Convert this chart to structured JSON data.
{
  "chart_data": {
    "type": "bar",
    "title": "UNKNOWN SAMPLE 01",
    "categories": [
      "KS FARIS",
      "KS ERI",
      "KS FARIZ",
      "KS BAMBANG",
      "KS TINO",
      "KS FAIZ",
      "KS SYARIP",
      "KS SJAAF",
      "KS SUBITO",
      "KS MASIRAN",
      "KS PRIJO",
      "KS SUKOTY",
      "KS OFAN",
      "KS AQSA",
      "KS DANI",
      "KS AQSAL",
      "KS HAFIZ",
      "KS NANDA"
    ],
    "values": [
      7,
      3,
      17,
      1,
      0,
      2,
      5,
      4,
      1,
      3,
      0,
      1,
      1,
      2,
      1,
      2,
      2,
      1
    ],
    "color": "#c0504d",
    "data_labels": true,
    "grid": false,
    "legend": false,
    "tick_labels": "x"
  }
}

*****

> _Given request_: Transcribe every entry word for word.

> _Answer in full_:
Convert this chart to structured JSON data.
{
  "chart_data": {
    "type": "bar",
    "title": "UNKNOWN SAMPLE 01",
    "categories": [
      "KS FARIS",
      "KS ERI",
      "KS FARIZ",
      "KS BAMBANG",
      "KS TINO",
      "KS FAIZ",
      "KS SYARIP",
      "KS SJAAF",
      "KS SUBITO",
      "KS MASIRAN",
      "KS PRIJO",
      "KS SUKOTY",
      "KS OFAN",
      "KS AQSA",
      "KS DANI",
      "KS AQSAL",
      "KS HAFIZ",
      "KS NANDA"
    ],
    "values": [
      7,
      3,
      17,
      1,
      0,
      2,
      5,
      4,
      1,
      3,
      0,
      1,
      1,
      2,
      1,
      2,
      2,
      1
    ],
    "color": "#c0504d",
    "data_labels": true,
    "grid": false,
    "legend": false,
    "tick_labels": "x"
  }
}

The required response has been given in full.